- **Problem details**
Scan the entries below and count the lines holding the string "date". Supply only the number.

[Items listed in a dataset]
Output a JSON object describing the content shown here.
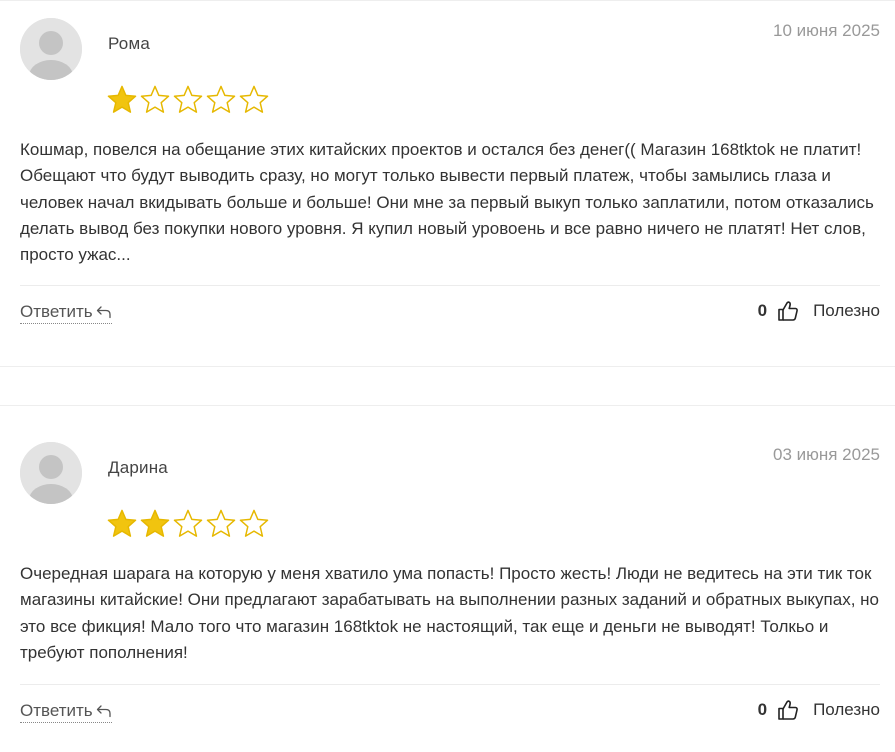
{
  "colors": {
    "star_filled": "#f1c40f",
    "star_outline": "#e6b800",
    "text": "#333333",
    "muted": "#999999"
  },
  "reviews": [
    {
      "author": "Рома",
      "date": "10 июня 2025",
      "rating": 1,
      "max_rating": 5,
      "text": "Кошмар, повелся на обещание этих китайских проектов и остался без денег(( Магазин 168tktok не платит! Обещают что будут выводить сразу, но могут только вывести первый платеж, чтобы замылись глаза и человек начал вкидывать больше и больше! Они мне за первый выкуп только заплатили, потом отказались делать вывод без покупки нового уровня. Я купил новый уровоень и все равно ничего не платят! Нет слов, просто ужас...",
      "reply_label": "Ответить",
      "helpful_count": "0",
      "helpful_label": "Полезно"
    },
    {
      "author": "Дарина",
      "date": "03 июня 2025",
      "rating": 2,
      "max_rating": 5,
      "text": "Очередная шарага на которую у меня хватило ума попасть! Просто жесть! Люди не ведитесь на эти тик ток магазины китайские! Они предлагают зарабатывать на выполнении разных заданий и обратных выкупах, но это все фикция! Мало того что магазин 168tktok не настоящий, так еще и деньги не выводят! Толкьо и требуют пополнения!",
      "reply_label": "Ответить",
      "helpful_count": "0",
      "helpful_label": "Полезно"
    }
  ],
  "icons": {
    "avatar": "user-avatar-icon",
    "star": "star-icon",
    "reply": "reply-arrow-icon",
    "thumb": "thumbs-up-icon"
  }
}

* * *

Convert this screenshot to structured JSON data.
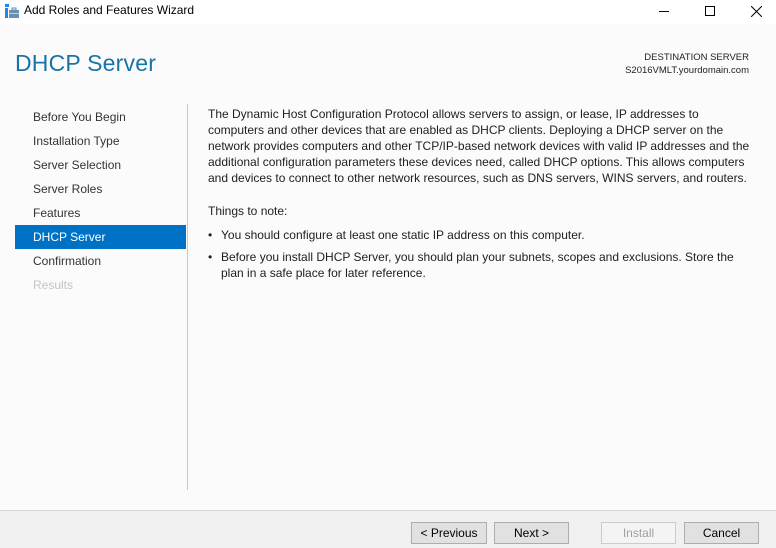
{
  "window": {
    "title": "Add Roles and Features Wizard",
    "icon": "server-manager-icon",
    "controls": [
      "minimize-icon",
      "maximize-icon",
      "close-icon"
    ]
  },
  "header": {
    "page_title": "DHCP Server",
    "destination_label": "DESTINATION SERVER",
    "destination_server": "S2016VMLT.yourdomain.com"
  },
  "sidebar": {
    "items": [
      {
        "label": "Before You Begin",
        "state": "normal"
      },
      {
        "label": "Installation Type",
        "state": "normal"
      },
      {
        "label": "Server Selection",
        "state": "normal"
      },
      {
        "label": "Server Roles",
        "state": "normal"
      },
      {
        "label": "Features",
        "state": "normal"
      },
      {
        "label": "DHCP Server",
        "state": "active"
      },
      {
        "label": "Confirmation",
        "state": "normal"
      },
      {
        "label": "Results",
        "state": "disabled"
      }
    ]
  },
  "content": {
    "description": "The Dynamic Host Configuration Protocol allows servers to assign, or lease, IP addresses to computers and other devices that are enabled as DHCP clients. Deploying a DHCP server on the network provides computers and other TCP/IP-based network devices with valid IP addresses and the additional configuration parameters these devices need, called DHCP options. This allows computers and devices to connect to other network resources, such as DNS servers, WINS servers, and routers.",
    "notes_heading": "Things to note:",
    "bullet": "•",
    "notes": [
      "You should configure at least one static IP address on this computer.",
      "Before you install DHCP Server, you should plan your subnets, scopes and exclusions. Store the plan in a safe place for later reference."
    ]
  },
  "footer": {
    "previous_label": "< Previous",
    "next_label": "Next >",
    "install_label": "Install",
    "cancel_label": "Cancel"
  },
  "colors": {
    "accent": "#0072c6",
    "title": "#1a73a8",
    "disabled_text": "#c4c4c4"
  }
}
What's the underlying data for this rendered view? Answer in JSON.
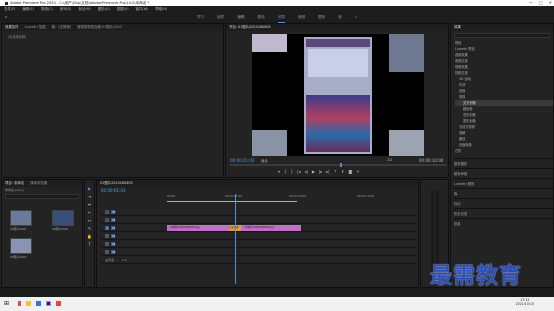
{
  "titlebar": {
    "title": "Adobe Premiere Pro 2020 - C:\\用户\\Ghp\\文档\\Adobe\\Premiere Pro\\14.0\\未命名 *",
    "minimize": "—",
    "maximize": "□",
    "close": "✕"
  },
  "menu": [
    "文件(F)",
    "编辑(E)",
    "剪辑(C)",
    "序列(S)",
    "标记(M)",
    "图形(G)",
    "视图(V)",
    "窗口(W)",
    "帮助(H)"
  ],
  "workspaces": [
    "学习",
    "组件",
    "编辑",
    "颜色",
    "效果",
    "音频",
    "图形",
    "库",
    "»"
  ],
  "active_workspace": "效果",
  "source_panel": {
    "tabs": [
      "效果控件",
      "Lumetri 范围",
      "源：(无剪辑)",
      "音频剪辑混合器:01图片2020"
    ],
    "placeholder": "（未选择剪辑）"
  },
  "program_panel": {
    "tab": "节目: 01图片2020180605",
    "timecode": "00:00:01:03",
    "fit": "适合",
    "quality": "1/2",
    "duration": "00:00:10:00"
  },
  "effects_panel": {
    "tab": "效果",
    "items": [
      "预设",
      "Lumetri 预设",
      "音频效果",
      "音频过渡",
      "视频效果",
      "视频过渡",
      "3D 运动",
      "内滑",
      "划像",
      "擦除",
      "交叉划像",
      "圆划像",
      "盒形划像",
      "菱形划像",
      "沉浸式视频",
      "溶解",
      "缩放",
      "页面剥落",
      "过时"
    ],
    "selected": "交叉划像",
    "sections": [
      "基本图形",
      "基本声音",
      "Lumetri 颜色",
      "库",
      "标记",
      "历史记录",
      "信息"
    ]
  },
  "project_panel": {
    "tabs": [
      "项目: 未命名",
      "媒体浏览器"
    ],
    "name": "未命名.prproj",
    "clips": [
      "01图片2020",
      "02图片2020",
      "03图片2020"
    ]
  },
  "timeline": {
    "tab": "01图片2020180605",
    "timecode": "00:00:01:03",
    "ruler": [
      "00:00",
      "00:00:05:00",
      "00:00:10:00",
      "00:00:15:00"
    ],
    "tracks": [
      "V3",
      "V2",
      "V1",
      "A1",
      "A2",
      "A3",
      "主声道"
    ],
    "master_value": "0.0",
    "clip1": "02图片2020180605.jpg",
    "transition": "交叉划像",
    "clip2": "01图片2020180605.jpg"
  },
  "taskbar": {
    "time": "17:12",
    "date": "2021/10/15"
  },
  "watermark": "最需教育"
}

---

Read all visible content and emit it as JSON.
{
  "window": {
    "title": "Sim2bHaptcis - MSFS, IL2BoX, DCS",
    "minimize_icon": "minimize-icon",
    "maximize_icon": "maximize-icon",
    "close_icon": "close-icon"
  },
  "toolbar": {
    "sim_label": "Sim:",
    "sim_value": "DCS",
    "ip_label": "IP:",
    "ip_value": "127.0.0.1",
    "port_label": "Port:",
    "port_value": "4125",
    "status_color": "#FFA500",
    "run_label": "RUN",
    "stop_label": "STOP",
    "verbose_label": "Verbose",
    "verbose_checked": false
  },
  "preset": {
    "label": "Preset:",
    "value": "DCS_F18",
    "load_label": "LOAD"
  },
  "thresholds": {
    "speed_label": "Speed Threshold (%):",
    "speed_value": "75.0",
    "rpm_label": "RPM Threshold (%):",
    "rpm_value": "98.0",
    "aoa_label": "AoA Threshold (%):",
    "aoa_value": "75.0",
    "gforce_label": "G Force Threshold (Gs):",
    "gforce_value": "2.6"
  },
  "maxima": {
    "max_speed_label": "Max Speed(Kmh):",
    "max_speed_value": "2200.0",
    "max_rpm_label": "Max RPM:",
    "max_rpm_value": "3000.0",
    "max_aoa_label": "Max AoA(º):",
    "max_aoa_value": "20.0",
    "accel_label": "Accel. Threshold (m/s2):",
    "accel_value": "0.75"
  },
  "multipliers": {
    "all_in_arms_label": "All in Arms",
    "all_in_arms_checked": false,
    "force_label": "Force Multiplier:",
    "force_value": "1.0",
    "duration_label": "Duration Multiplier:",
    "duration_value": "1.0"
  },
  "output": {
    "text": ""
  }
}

- **Solution to the exercise**
3